» MATERIAL PROVIDED:

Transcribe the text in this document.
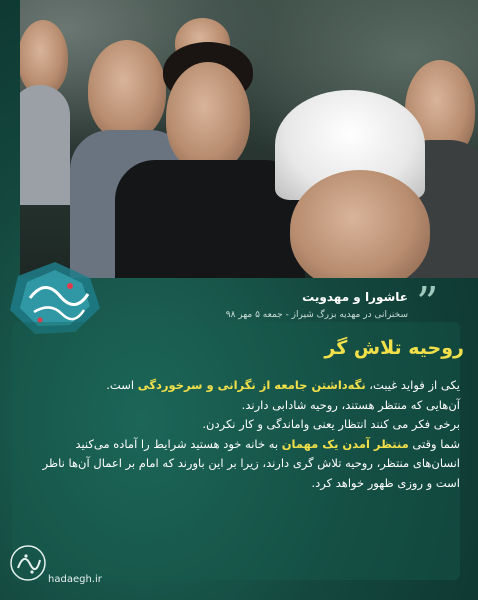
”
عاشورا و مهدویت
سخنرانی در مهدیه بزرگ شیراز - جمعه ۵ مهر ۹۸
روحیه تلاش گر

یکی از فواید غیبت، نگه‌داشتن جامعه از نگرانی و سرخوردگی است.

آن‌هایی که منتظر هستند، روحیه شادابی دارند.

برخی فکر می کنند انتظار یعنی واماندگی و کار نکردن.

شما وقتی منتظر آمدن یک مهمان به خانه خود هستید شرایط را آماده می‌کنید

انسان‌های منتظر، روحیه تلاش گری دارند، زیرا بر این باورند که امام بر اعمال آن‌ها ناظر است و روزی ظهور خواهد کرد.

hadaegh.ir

» WHAT IS REQUIRED:
Print the full listing exactly, dropping the pictures.

» EXPECTED ANSWER:
Transcribe the text in this document.
”
عاشورا و مهدویت
سخنرانی در مهدیه بزرگ شیراز - جمعه ۵ مهر ۹۸
روحیه تلاش گر

یکی از فواید غیبت، نگه‌داشتن جامعه از نگرانی و سرخوردگی است.

آن‌هایی که منتظر هستند، روحیه شادابی دارند.

برخی فکر می کنند انتظار یعنی واماندگی و کار نکردن.

شما وقتی منتظر آمدن یک مهمان به خانه خود هستید شرایط را آماده می‌کنید

انسان‌های منتظر، روحیه تلاش گری دارند، زیرا بر این باورند که امام بر اعمال آن‌ها ناظر است و روزی ظهور خواهد کرد.

hadaegh.ir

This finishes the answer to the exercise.